::: Records supplied
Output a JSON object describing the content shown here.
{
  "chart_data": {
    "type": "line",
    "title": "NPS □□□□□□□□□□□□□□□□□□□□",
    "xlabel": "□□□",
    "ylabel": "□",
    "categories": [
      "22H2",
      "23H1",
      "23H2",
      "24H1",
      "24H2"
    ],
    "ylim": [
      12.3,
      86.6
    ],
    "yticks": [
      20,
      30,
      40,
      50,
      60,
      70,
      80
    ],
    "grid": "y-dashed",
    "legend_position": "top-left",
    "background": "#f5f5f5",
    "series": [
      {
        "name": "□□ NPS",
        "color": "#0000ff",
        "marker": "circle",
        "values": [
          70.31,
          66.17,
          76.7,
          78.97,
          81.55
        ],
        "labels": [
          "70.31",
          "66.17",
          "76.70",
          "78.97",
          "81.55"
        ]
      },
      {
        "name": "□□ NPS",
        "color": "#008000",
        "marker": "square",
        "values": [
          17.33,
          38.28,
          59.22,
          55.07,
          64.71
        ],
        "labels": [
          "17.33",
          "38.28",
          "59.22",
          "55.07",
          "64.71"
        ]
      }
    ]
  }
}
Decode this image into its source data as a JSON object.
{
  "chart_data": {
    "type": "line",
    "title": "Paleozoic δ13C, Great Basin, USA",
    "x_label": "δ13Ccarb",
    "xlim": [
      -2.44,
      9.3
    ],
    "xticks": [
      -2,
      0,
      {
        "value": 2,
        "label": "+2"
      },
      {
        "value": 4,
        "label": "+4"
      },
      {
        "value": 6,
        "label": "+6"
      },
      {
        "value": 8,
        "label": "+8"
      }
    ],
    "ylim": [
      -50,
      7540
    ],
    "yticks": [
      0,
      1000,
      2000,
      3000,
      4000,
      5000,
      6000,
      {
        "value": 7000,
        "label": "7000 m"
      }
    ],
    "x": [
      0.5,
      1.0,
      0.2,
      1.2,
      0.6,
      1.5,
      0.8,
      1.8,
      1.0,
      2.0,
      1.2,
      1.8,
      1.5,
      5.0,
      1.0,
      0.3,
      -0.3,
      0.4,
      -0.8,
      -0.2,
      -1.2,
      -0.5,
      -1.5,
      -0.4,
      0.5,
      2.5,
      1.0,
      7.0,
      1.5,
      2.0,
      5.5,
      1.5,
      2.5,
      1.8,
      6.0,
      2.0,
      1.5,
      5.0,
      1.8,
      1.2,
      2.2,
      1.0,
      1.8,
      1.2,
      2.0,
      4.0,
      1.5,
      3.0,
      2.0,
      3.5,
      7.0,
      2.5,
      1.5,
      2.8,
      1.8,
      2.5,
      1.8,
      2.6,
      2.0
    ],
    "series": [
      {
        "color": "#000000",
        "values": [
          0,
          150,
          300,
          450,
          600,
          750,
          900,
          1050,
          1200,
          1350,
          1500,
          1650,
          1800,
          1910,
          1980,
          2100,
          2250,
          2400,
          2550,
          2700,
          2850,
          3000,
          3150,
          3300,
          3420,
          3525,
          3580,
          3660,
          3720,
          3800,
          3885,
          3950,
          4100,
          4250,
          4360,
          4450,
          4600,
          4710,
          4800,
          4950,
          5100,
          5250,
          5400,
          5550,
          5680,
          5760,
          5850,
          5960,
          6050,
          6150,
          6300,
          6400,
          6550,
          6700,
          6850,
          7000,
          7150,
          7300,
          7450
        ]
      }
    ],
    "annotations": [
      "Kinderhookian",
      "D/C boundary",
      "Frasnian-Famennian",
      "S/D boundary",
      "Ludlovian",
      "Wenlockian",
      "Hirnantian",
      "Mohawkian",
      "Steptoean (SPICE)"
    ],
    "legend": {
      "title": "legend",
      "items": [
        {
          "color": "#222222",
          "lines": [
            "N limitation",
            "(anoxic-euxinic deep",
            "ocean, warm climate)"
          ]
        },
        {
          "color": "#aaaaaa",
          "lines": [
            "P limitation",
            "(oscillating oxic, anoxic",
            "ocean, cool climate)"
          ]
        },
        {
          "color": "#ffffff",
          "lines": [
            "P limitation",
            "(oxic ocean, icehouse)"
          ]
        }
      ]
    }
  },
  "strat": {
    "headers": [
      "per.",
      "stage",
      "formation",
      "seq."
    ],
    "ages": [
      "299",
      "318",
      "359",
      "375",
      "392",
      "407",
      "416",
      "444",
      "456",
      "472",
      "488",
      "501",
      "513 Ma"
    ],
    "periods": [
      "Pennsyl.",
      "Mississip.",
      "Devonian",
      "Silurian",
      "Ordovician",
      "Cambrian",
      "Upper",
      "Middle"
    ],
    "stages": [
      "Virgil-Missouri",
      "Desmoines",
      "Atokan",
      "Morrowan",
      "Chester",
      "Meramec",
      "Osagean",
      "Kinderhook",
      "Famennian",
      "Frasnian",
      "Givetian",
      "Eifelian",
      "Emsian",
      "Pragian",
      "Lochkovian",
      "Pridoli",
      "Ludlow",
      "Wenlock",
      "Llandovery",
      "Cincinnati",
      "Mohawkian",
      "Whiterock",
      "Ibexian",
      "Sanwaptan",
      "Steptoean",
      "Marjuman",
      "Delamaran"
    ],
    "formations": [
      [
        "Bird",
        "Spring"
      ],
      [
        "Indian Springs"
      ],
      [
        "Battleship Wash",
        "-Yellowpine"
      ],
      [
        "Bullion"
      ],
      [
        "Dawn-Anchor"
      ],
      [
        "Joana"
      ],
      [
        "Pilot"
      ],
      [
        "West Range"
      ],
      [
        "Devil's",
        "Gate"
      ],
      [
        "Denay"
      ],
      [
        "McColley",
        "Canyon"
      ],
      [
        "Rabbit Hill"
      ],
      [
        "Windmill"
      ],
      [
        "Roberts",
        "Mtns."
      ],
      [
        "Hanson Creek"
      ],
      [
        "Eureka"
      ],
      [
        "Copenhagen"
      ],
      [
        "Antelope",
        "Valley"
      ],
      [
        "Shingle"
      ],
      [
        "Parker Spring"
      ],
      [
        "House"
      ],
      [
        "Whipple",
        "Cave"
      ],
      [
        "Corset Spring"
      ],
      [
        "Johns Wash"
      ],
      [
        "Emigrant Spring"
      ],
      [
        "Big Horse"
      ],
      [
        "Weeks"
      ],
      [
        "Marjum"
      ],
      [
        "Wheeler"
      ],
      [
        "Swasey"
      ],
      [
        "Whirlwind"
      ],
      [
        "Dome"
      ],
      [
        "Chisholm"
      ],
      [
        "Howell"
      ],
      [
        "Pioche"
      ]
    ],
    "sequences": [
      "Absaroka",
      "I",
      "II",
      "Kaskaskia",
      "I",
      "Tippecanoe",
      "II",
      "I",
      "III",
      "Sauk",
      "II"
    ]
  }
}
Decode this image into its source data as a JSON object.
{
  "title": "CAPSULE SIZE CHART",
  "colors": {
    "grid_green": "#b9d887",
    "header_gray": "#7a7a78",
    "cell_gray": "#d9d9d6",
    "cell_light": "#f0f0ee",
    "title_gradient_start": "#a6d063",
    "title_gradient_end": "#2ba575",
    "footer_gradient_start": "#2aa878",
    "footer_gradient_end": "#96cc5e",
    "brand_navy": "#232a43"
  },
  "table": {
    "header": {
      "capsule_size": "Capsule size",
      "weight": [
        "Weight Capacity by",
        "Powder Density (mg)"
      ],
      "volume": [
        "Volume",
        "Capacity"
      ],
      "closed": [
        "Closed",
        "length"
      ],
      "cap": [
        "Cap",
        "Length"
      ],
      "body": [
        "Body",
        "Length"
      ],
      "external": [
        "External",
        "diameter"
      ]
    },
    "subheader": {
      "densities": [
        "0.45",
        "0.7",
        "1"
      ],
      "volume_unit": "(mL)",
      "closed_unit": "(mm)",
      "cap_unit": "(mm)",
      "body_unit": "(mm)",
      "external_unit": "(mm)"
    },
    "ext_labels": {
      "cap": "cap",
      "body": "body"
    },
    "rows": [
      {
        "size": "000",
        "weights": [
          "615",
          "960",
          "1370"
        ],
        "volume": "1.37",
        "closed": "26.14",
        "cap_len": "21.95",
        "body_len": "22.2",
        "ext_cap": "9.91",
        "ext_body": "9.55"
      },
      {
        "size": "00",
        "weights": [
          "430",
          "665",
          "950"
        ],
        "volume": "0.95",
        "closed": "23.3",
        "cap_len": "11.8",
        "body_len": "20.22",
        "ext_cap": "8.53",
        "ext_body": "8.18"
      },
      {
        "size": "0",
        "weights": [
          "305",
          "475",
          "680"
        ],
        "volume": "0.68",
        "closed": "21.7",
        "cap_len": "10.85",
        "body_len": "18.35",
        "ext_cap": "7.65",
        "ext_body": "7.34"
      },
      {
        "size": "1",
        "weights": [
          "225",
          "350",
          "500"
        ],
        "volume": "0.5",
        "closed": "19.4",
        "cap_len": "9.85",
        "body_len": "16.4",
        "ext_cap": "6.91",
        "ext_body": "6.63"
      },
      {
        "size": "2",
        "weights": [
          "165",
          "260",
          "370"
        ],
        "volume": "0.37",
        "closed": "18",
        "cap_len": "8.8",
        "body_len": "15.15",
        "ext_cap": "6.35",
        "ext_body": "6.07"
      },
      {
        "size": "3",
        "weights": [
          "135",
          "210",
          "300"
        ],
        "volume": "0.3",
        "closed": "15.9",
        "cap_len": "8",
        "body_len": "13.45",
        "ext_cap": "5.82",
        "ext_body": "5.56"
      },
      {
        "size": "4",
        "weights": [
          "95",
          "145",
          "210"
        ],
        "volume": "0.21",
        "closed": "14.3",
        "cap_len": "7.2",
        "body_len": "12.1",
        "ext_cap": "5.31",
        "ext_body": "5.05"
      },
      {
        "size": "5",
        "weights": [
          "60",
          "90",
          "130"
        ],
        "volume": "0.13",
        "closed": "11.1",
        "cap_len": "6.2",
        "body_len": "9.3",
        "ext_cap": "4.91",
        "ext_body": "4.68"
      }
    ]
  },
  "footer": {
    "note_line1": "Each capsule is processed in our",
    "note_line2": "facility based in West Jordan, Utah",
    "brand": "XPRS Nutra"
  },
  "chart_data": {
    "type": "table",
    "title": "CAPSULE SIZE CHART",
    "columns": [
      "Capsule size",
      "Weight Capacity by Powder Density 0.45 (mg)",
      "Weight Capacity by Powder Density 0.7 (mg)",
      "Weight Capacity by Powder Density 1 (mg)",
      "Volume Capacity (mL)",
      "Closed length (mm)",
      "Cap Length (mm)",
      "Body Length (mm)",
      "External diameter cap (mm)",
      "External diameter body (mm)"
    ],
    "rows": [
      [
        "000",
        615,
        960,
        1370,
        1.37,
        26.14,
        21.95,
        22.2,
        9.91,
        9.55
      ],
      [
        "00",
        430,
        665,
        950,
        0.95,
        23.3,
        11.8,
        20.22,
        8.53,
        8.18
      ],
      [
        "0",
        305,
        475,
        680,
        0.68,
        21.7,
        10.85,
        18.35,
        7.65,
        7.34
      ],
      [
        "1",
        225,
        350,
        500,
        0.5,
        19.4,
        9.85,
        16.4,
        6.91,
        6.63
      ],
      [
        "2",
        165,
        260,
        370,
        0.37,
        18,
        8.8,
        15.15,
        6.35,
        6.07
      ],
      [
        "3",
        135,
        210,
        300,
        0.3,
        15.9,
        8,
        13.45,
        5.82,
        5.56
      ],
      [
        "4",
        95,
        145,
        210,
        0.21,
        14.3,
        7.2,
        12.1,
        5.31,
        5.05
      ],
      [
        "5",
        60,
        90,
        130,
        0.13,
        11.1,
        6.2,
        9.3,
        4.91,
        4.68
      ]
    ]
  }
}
::::::
Using the records above, select and copy every line that has the word "anoxic".

            "(anoxic-euxinic deep",
            "(oscillating oxic, anoxic",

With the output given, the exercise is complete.